* Dataset extract

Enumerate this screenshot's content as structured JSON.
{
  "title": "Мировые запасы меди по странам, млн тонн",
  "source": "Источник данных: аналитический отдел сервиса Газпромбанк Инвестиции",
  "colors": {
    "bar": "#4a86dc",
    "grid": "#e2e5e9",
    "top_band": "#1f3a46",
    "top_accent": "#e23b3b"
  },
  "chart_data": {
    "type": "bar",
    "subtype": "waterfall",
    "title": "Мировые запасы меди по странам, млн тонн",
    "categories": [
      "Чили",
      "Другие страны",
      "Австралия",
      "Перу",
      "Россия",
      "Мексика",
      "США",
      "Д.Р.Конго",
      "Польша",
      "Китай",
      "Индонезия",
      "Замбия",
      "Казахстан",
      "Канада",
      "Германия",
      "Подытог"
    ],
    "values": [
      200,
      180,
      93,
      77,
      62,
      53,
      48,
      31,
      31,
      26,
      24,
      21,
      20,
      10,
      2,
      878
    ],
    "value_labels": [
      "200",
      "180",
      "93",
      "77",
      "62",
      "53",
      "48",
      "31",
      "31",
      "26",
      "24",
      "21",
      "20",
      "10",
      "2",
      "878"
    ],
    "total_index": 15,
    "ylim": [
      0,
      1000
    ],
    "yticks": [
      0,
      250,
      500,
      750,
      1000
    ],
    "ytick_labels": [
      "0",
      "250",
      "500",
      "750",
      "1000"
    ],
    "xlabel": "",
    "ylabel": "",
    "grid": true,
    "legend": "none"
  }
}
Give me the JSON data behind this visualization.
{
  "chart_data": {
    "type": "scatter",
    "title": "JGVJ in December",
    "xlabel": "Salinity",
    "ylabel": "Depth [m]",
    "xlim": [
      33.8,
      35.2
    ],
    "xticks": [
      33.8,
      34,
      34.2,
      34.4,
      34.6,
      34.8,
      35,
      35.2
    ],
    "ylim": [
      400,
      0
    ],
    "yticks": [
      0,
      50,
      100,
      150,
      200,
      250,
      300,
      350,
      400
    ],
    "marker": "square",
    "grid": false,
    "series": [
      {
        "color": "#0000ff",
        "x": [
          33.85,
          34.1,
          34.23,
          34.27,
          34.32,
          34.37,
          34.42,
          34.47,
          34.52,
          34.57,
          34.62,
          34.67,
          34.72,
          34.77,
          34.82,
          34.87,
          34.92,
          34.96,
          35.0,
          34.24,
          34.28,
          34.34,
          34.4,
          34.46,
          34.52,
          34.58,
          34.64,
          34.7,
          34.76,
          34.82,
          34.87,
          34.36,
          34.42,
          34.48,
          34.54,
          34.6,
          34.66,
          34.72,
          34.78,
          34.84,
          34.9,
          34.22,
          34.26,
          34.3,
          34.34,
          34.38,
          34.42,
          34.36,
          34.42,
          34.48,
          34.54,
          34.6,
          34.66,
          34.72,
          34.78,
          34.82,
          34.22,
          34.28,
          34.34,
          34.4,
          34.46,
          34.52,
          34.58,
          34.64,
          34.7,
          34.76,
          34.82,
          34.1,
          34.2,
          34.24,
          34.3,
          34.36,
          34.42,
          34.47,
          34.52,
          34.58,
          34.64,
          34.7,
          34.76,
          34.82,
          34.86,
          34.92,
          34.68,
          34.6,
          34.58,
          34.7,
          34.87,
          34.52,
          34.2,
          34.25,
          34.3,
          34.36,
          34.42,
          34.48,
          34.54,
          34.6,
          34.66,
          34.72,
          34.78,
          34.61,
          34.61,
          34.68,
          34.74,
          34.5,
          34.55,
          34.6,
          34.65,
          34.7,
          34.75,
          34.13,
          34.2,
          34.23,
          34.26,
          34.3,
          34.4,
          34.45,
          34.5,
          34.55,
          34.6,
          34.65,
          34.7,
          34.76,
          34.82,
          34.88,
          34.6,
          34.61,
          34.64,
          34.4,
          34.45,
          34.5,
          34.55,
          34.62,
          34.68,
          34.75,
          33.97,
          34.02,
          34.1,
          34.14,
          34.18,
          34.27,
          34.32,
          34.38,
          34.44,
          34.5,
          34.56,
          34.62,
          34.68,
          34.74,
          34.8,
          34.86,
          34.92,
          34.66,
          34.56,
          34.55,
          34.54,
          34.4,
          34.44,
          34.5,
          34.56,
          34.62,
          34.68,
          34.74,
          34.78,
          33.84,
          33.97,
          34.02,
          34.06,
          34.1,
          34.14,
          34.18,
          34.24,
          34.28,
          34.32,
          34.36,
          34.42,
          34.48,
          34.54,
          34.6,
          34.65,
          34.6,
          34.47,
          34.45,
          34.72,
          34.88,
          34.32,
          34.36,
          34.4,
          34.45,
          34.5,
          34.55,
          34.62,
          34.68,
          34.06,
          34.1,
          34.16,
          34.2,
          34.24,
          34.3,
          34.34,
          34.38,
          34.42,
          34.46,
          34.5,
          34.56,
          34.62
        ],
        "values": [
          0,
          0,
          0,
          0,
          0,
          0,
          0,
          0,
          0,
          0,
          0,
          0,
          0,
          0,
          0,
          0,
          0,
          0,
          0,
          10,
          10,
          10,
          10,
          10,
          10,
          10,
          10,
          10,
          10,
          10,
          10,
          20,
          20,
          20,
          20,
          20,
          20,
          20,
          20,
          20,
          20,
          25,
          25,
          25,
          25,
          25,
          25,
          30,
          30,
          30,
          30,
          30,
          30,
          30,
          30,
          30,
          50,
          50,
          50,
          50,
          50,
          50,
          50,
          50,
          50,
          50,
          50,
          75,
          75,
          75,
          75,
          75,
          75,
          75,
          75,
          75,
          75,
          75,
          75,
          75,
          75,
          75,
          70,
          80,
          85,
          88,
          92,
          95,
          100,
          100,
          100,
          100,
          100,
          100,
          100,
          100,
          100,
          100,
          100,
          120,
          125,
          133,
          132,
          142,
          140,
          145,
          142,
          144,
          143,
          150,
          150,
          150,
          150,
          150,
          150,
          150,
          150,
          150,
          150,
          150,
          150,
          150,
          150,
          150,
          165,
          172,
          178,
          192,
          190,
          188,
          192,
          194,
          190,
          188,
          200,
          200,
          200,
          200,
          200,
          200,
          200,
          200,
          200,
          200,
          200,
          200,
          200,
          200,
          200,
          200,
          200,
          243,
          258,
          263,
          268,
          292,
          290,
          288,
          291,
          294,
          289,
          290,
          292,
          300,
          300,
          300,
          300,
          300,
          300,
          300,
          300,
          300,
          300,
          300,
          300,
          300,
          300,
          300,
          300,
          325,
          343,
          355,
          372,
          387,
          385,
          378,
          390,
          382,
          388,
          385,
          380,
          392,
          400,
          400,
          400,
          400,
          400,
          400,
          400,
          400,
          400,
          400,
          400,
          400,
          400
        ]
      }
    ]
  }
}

* Work to be completed
From the data above, copy each line that has the string "title".

* Result of this exercise
  "title": "Мировые запасы меди по странам, млн тонн",
    "title": "Мировые запасы меди по странам, млн тонн",
    "title": "JGVJ in December",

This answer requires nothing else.